▸ **WHAT THIS TASK INVOLVES**
Extract every line from the records below that contains the word "text".

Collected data
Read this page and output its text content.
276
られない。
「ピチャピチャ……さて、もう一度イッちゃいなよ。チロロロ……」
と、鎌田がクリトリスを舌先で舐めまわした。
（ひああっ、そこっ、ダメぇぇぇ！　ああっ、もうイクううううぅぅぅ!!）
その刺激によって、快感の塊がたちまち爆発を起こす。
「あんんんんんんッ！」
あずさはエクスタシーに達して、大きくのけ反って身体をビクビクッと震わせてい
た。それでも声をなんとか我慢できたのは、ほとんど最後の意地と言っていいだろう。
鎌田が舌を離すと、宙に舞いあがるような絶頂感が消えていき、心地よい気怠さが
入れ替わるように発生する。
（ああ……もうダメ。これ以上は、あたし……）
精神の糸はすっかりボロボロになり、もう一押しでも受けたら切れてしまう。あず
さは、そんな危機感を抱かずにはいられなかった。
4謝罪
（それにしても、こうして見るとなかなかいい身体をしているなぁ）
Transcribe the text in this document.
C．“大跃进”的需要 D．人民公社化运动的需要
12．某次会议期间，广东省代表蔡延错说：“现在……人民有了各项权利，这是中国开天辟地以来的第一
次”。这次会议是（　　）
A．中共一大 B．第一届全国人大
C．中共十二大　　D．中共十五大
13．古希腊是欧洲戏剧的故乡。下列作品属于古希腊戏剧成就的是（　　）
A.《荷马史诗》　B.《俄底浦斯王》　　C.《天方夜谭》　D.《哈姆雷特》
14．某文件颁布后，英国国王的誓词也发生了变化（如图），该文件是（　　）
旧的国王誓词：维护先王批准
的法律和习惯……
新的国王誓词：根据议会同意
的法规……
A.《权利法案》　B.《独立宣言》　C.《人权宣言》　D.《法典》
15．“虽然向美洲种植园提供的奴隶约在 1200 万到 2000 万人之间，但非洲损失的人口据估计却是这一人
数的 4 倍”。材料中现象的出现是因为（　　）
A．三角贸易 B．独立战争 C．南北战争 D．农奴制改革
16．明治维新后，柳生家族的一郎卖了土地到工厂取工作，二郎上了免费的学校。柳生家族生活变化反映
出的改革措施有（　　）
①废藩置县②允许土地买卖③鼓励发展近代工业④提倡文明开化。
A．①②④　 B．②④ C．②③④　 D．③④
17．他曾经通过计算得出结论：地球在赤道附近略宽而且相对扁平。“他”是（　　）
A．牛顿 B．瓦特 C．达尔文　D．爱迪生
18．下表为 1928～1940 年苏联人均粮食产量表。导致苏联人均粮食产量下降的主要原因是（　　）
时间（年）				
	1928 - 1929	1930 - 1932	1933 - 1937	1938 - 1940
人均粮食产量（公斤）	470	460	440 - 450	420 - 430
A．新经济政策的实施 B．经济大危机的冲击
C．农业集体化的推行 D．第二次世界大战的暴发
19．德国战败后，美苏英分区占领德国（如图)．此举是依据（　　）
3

▸ **IN RESPONSE**
Read this page and output its text content.
Transcribe the text in this document.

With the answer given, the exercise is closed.